Input →
-- START --

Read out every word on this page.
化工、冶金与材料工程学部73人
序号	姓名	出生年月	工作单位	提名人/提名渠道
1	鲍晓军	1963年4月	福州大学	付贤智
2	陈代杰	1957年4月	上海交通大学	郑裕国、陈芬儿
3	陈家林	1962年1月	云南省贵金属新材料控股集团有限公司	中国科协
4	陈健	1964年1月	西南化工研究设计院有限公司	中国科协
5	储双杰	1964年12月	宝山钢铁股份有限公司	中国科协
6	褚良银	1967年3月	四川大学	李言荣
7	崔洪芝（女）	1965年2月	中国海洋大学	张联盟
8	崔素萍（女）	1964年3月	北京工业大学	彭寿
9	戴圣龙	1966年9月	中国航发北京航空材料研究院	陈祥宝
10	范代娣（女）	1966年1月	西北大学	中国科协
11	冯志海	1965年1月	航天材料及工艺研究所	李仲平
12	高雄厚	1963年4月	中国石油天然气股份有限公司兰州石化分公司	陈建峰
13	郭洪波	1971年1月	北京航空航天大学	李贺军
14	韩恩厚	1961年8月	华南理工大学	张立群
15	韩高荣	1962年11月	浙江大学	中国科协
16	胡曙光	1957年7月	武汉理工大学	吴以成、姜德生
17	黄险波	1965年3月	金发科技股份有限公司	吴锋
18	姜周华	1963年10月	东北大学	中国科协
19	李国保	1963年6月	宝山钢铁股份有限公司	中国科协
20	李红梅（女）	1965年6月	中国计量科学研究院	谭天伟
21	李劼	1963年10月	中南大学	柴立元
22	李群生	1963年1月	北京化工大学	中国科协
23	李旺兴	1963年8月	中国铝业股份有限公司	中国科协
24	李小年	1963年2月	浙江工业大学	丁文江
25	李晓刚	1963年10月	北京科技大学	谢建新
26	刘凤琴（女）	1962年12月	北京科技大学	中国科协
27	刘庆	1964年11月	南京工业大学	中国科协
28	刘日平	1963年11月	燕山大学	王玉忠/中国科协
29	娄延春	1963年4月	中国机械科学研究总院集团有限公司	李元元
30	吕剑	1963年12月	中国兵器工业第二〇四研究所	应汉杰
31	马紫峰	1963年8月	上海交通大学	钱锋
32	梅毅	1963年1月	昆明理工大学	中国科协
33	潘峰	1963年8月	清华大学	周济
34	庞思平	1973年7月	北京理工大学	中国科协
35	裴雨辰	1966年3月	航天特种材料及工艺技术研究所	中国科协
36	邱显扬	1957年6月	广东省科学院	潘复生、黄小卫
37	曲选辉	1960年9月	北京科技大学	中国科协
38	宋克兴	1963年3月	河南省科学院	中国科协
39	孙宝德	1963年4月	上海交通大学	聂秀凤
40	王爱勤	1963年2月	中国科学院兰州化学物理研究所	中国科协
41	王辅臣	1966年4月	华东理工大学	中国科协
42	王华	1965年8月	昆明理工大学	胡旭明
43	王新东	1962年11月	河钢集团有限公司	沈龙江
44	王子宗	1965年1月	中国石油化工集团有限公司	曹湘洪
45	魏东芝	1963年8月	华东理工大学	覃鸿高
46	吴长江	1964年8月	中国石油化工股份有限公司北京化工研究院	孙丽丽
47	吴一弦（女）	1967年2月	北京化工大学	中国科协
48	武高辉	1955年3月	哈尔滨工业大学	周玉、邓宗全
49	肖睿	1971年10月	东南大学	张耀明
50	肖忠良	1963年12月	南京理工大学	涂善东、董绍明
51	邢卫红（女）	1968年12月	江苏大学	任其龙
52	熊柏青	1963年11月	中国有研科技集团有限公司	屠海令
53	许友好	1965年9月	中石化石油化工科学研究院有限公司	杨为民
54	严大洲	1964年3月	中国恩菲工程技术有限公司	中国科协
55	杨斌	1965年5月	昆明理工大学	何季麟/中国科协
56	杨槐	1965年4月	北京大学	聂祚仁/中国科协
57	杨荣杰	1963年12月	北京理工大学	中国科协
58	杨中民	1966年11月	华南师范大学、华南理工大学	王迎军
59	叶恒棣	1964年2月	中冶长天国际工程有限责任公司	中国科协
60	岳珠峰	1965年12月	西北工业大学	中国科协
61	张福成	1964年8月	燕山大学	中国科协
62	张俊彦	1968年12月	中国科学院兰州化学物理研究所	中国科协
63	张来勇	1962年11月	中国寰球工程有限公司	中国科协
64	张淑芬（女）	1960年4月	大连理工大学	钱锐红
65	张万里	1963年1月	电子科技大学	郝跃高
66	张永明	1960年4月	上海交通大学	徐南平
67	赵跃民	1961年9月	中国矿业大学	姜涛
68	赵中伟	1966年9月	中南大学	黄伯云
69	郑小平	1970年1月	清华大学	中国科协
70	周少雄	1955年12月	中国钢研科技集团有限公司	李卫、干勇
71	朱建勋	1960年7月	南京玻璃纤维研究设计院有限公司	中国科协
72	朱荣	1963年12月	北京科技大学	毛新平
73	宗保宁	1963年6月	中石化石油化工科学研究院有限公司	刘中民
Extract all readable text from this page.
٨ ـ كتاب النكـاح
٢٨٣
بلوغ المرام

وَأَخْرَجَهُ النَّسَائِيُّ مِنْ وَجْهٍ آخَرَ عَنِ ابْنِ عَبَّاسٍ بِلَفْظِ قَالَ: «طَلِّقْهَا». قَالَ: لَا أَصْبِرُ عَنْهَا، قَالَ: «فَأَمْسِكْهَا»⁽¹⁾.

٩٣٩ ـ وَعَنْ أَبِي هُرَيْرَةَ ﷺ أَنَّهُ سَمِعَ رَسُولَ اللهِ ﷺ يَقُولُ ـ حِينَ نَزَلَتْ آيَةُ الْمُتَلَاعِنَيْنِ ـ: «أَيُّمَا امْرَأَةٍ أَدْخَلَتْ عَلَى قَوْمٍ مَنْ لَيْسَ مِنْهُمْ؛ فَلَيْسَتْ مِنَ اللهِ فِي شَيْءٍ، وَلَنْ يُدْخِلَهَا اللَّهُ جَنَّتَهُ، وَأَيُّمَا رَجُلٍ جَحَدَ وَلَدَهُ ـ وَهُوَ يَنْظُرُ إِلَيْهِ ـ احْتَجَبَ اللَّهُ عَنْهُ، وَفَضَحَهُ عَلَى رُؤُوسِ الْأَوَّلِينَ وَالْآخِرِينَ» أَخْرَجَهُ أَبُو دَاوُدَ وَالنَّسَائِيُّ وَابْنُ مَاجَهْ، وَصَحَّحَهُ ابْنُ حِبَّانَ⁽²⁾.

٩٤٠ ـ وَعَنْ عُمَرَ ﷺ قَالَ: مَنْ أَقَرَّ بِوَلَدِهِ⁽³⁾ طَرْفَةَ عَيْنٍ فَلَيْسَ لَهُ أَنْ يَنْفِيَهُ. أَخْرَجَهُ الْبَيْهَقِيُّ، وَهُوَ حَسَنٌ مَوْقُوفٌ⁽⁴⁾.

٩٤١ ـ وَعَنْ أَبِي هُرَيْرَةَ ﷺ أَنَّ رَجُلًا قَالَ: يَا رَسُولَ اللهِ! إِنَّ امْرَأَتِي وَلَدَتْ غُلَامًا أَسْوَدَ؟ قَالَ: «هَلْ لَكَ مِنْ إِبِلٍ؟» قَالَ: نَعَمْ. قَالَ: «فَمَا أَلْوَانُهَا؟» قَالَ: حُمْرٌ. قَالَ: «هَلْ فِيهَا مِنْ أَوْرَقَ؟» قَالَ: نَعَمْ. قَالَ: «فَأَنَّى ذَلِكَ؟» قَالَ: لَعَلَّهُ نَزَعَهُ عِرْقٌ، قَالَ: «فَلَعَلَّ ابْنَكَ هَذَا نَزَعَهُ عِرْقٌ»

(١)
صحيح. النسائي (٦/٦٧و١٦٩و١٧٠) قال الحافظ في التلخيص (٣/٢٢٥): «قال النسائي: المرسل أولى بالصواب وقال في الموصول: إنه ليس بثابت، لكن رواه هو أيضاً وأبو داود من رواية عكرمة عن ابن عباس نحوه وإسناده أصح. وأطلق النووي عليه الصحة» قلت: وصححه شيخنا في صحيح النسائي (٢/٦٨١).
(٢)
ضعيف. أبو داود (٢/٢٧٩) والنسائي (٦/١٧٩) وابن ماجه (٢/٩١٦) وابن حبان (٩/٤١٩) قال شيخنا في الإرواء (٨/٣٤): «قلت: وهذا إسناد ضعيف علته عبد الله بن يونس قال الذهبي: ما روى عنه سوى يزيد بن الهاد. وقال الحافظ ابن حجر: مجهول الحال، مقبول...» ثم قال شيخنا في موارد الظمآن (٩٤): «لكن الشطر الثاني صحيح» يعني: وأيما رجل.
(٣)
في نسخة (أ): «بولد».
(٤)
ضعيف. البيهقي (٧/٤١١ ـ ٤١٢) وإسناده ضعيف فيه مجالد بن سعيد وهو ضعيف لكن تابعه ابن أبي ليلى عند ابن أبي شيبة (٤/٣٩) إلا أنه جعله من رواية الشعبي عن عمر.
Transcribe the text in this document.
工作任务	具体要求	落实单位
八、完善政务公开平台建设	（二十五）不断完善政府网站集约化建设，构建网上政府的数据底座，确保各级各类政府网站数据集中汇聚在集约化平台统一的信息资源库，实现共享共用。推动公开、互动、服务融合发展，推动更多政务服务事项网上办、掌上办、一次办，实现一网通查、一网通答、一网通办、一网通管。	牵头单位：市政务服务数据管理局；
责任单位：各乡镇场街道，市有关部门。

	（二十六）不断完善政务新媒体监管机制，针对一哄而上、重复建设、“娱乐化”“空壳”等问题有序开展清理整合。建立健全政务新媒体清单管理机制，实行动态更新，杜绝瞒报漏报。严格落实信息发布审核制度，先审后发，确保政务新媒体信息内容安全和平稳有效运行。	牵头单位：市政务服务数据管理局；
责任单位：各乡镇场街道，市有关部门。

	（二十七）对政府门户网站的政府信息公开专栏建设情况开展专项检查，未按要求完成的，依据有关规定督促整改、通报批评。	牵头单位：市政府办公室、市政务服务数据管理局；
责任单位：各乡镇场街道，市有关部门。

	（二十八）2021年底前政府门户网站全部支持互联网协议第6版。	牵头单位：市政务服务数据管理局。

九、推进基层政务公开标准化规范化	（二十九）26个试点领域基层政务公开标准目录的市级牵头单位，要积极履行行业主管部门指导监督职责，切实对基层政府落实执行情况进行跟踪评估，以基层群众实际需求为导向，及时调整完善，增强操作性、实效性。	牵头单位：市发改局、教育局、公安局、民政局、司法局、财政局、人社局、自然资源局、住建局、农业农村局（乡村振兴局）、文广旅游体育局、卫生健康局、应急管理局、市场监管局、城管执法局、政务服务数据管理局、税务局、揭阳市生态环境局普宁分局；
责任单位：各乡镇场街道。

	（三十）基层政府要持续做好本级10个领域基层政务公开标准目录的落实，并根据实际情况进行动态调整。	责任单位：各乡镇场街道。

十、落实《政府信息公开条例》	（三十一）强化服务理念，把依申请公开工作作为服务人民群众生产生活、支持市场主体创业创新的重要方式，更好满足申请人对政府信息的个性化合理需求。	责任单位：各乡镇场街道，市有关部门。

-- END --

Task brief → Write out exactly the final stretch of the records: the line containing "Transcribe the text in this document." and every line after it, through the last, and nothing else.

Reply →
Transcribe the text in this document.
工作任务	具体要求	落实单位
八、完善政务公开平台建设	（二十五）不断完善政府网站集约化建设，构建网上政府的数据底座，确保各级各类政府网站数据集中汇聚在集约化平台统一的信息资源库，实现共享共用。推动公开、互动、服务融合发展，推动更多政务服务事项网上办、掌上办、一次办，实现一网通查、一网通答、一网通办、一网通管。	牵头单位：市政务服务数据管理局；
责任单位：各乡镇场街道，市有关部门。

	（二十六）不断完善政务新媒体监管机制，针对一哄而上、重复建设、“娱乐化”“空壳”等问题有序开展清理整合。建立健全政务新媒体清单管理机制，实行动态更新，杜绝瞒报漏报。严格落实信息发布审核制度，先审后发，确保政务新媒体信息内容安全和平稳有效运行。	牵头单位：市政务服务数据管理局；
责任单位：各乡镇场街道，市有关部门。

	（二十七）对政府门户网站的政府信息公开专栏建设情况开展专项检查，未按要求完成的，依据有关规定督促整改、通报批评。	牵头单位：市政府办公室、市政务服务数据管理局；
责任单位：各乡镇场街道，市有关部门。

	（二十八）2021年底前政府门户网站全部支持互联网协议第6版。	牵头单位：市政务服务数据管理局。

九、推进基层政务公开标准化规范化	（二十九）26个试点领域基层政务公开标准目录的市级牵头单位，要积极履行行业主管部门指导监督职责，切实对基层政府落实执行情况进行跟踪评估，以基层群众实际需求为导向，及时调整完善，增强操作性、实效性。	牵头单位：市发改局、教育局、公安局、民政局、司法局、财政局、人社局、自然资源局、住建局、农业农村局（乡村振兴局）、文广旅游体育局、卫生健康局、应急管理局、市场监管局、城管执法局、政务服务数据管理局、税务局、揭阳市生态环境局普宁分局；
责任单位：各乡镇场街道。

	（三十）基层政府要持续做好本级10个领域基层政务公开标准目录的落实，并根据实际情况进行动态调整。	责任单位：各乡镇场街道。

十、落实《政府信息公开条例》	（三十一）强化服务理念，把依申请公开工作作为服务人民群众生产生活、支持市场主体创业创新的重要方式，更好满足申请人对政府信息的个性化合理需求。	责任单位：各乡镇场街道，市有关部门。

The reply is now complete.